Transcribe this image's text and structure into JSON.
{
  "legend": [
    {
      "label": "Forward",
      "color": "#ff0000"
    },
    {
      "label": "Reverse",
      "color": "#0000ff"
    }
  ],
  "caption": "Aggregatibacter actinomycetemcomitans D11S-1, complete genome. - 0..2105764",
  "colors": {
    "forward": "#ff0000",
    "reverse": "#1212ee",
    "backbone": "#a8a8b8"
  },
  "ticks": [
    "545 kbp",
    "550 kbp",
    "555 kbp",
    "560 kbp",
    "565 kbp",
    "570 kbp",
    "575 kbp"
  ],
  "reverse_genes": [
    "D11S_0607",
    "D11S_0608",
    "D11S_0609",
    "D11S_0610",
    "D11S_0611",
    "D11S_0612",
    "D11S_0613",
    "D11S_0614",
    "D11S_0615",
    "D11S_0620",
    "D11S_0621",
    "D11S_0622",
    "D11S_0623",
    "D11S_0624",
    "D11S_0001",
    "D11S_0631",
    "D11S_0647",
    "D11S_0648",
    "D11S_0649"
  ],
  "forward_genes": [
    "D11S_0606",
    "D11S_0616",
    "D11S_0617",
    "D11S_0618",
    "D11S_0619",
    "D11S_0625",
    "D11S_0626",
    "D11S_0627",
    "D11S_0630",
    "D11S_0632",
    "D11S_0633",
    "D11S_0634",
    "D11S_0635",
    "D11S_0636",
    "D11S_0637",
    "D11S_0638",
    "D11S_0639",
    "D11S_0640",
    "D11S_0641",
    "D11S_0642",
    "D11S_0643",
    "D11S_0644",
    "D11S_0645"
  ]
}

——————

The task requires an exact transcription of all the data.

Transcribe this image's text and structure into JSON.
{
  "legend": [
    {
      "label": "Forward",
      "color": "#ff0000"
    },
    {
      "label": "Reverse",
      "color": "#0000ff"
    }
  ],
  "caption": "Aggregatibacter actinomycetemcomitans D11S-1, complete genome. - 0..2105764",
  "colors": {
    "forward": "#ff0000",
    "reverse": "#1212ee",
    "backbone": "#a8a8b8"
  },
  "ticks": [
    "545 kbp",
    "550 kbp",
    "555 kbp",
    "560 kbp",
    "565 kbp",
    "570 kbp",
    "575 kbp"
  ],
  "reverse_genes": [
    "D11S_0607",
    "D11S_0608",
    "D11S_0609",
    "D11S_0610",
    "D11S_0611",
    "D11S_0612",
    "D11S_0613",
    "D11S_0614",
    "D11S_0615",
    "D11S_0620",
    "D11S_0621",
    "D11S_0622",
    "D11S_0623",
    "D11S_0624",
    "D11S_0001",
    "D11S_0631",
    "D11S_0647",
    "D11S_0648",
    "D11S_0649"
  ],
  "forward_genes": [
    "D11S_0606",
    "D11S_0616",
    "D11S_0617",
    "D11S_0618",
    "D11S_0619",
    "D11S_0625",
    "D11S_0626",
    "D11S_0627",
    "D11S_0630",
    "D11S_0632",
    "D11S_0633",
    "D11S_0634",
    "D11S_0635",
    "D11S_0636",
    "D11S_0637",
    "D11S_0638",
    "D11S_0639",
    "D11S_0640",
    "D11S_0641",
    "D11S_0642",
    "D11S_0643",
    "D11S_0644",
    "D11S_0645"
  ]
}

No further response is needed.